### WORK REQUIRED
Search the data below for the string "menu". Extract every line that contains it.

::::::::::

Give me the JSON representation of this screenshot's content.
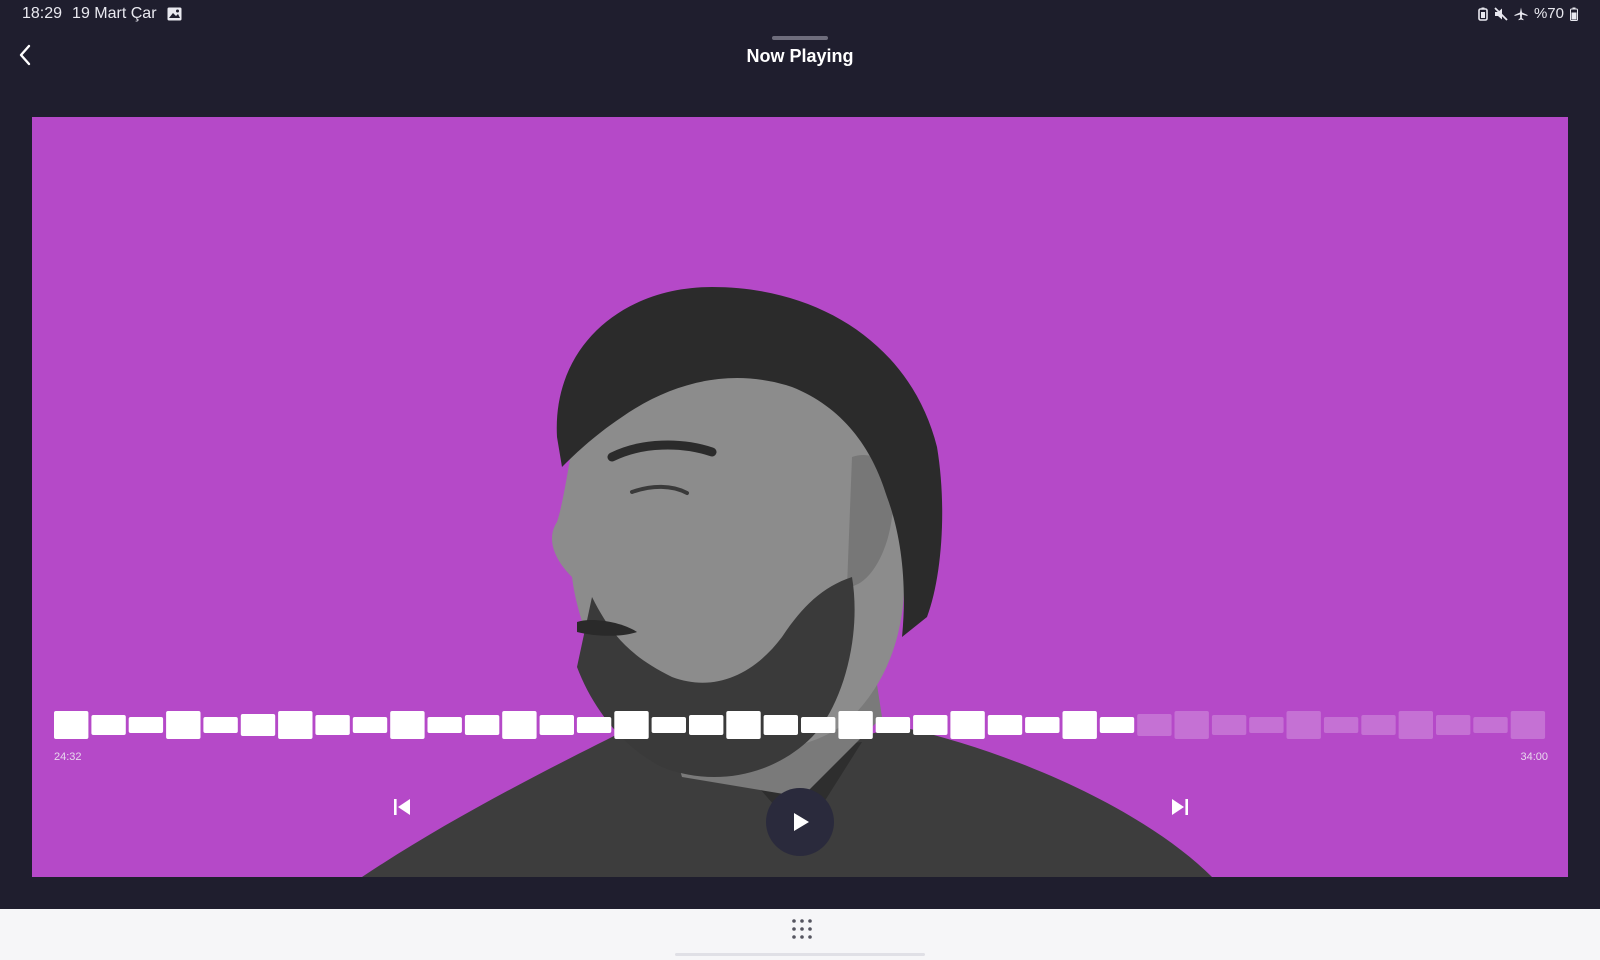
{
  "status_bar": {
    "time": "18:29",
    "date": "19 Mart Çar",
    "battery": "%70",
    "icons": [
      "image-icon",
      "battery-saver-icon",
      "mute-icon",
      "airplane-mode-icon",
      "battery-icon"
    ]
  },
  "header": {
    "title": "Now Playing",
    "back_icon": "chevron-left-icon"
  },
  "player": {
    "background_color": "#b549c8",
    "elapsed": "24:32",
    "total": "34:00",
    "progress": 0.72,
    "play_icon": "play-icon",
    "prev_icon": "skip-previous-icon",
    "next_icon": "skip-next-icon"
  },
  "bottom_bar": {
    "apps_icon": "apps-grid-icon"
  }
}
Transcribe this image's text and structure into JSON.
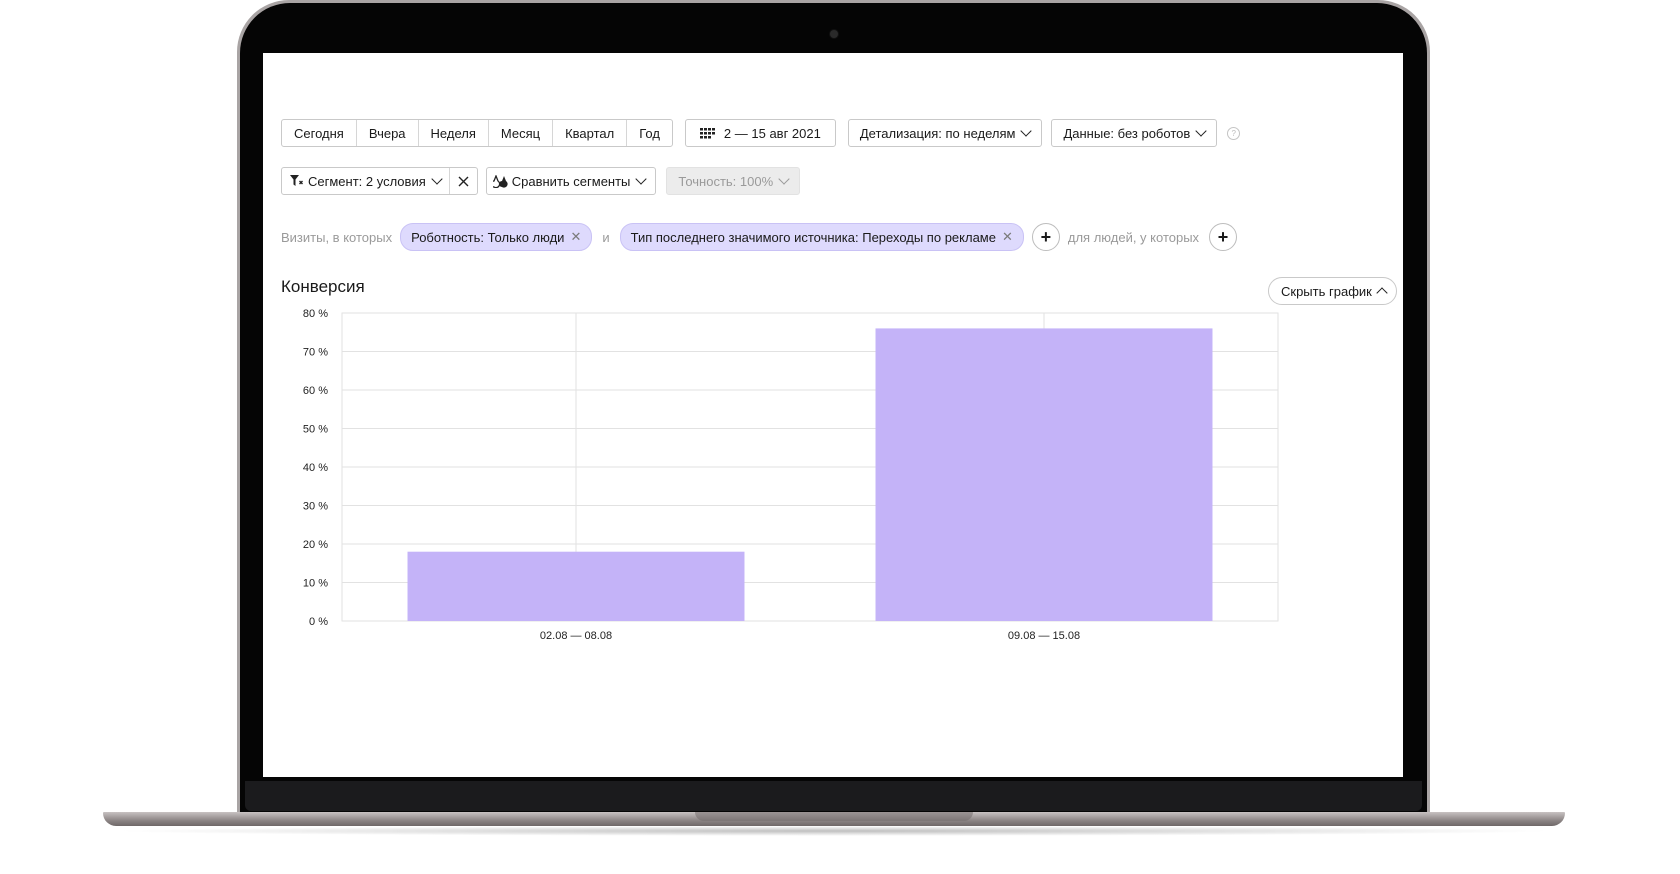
{
  "toolbar": {
    "periods": [
      "Сегодня",
      "Вчера",
      "Неделя",
      "Месяц",
      "Квартал",
      "Год"
    ],
    "date_range": "2 — 15 авг 2021",
    "detail_label": "Детализация: по неделям",
    "data_label": "Данные: без роботов",
    "help_glyph": "?"
  },
  "segment": {
    "segment_label": "Сегмент: 2 условия",
    "compare_label": "Сравнить сегменты",
    "accuracy_label": "Точность: 100%"
  },
  "filters": {
    "visits_prefix": "Визиты, в которых",
    "chip1": "Роботность: Только люди",
    "and_label": "и",
    "chip2": "Тип последнего значимого источника: Переходы по рекламе",
    "people_label": "для людей, у которых"
  },
  "report": {
    "title": "Конверсия",
    "hide_chart_label": "Скрыть график"
  },
  "colors": {
    "bar": "#c4b3f8",
    "chip_bg": "#dedafd",
    "grid": "#e2e2e2"
  },
  "icons": [
    "calendar-icon",
    "filter-icon",
    "compare-icon",
    "close-icon",
    "plus-icon",
    "help-icon",
    "chevron-down-icon",
    "chevron-up-icon"
  ],
  "chart_data": {
    "type": "bar",
    "categories": [
      "02.08 — 08.08",
      "09.08 — 15.08"
    ],
    "values": [
      18,
      76
    ],
    "ylim": [
      0,
      80
    ],
    "yticks": [
      0,
      10,
      20,
      30,
      40,
      50,
      60,
      70,
      80
    ],
    "ytick_suffix": " %",
    "grid": true,
    "legend": "none"
  }
}
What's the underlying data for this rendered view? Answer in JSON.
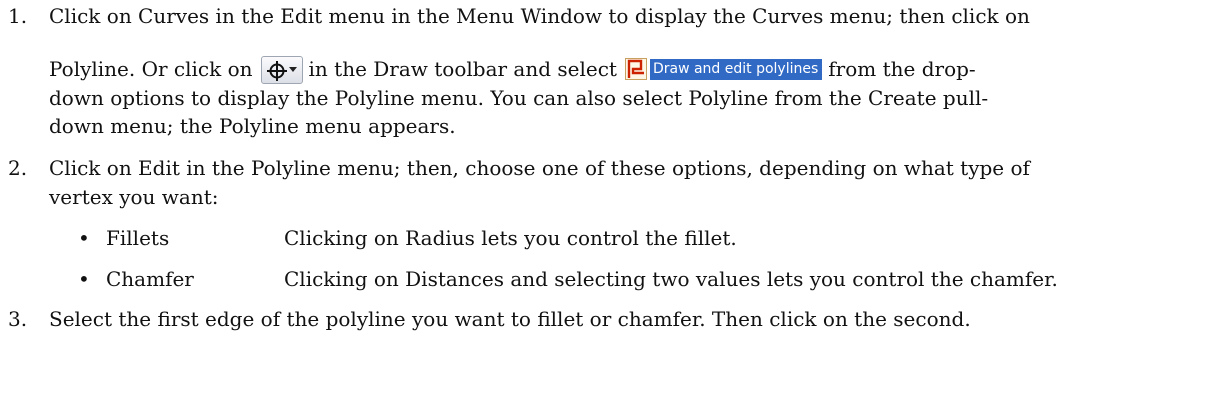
{
  "steps": [
    {
      "number": "1.",
      "line1": "Click on Curves in the Edit menu in the Menu Window to display the Curves menu; then click on",
      "line2_a": "Polyline. Or click on",
      "line2_b": "in the Draw toolbar and select",
      "line2_c": "from the drop-",
      "line3": "down options to display the Polyline menu. You can also select Polyline from the Create pull-",
      "line4": "down menu; the Polyline menu appears."
    },
    {
      "number": "2.",
      "line1": "Click on Edit in the Polyline menu; then, choose one of these options, depending on what type of",
      "line2": "vertex you want:",
      "options": [
        {
          "bullet": "•",
          "term": "Fillets",
          "description": "Clicking on Radius lets you control the fillet."
        },
        {
          "bullet": "•",
          "term": "Chamfer",
          "description": "Clicking on Distances and selecting two values lets you control the chamfer."
        }
      ]
    },
    {
      "number": "3.",
      "line1": "Select the first edge of the polyline you want to fillet or chamfer. Then click on the second."
    }
  ],
  "draw_toolbar_button": {
    "icon": "crosshair-circle-icon",
    "dropdown_icon": "dropdown-arrow-icon"
  },
  "dropdown_option": {
    "icon": "polyline-icon",
    "label": "Draw and edit polylines",
    "highlight_color": "#316ac5",
    "icon_color": "#cc2200"
  }
}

::::::::::

### WORKED SOLUTION
      "line1": "Click on Curves in the Edit menu in the Menu Window to display the Curves menu; then click on",
      "line3": "down options to display the Polyline menu. You can also select Polyline from the Create pull-",
      "line4": "down menu; the Polyline menu appears."
      "line1": "Click on Edit in the Polyline menu; then, choose one of these options, depending on what type of",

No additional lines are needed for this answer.